[WHAT TO WORK ON] Quote, without change, all of the lines that follow.

[DATA PROVIDED]
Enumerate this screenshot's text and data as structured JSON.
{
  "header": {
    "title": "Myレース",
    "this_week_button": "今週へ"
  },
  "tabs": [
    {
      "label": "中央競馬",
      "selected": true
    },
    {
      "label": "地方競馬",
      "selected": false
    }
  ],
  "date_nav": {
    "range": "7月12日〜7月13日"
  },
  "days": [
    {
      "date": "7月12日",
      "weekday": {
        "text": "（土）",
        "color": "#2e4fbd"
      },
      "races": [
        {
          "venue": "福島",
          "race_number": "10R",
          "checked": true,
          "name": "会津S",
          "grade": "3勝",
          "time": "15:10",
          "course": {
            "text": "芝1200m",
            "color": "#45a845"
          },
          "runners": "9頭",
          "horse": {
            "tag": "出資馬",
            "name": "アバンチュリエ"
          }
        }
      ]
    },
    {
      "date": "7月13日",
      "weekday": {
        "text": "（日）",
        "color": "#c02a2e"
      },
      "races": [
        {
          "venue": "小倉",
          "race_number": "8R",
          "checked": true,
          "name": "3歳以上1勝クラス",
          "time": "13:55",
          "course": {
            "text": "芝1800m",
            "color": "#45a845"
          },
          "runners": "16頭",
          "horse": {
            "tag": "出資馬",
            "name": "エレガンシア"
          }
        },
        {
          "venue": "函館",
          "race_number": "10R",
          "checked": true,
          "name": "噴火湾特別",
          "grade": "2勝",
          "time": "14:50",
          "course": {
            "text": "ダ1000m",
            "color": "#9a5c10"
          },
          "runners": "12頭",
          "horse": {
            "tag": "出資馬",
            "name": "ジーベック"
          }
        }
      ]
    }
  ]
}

[TASK OUTPUT]
Enumerate this screenshot's text and data as structured JSON.
{
  "header": {
    "title": "Myレース",
    "this_week_button": "今週へ"
  },
  "tabs": [
    {
      "label": "中央競馬",
      "selected": true
    },
    {
      "label": "地方競馬",
      "selected": false
    }
  ],
  "date_nav": {
    "range": "7月12日〜7月13日"
  },
  "days": [
    {
      "date": "7月12日",
      "weekday": {
        "text": "（土）",
        "color": "#2e4fbd"
      },
      "races": [
        {
          "venue": "福島",
          "race_number": "10R",
          "checked": true,
          "name": "会津S",
          "grade": "3勝",
          "time": "15:10",
          "course": {
            "text": "芝1200m",
            "color": "#45a845"
          },
          "runners": "9頭",
          "horse": {
            "tag": "出資馬",
            "name": "アバンチュリエ"
          }
        }
      ]
    },
    {
      "date": "7月13日",
      "weekday": {
        "text": "（日）",
        "color": "#c02a2e"
      },
      "races": [
        {
          "venue": "小倉",
          "race_number": "8R",
          "checked": true,
          "name": "3歳以上1勝クラス",
          "time": "13:55",
          "course": {
            "text": "芝1800m",
            "color": "#45a845"
          },
          "runners": "16頭",
          "horse": {
            "tag": "出資馬",
            "name": "エレガンシア"
          }
        },
        {
          "venue": "函館",
          "race_number": "10R",
          "checked": true,
          "name": "噴火湾特別",
          "grade": "2勝",
          "time": "14:50",
          "course": {
            "text": "ダ1000m",
            "color": "#9a5c10"
          },
          "runners": "12頭",
          "horse": {
            "tag": "出資馬",
            "name": "ジーベック"
          }
        }
      ]
    }
  ]
}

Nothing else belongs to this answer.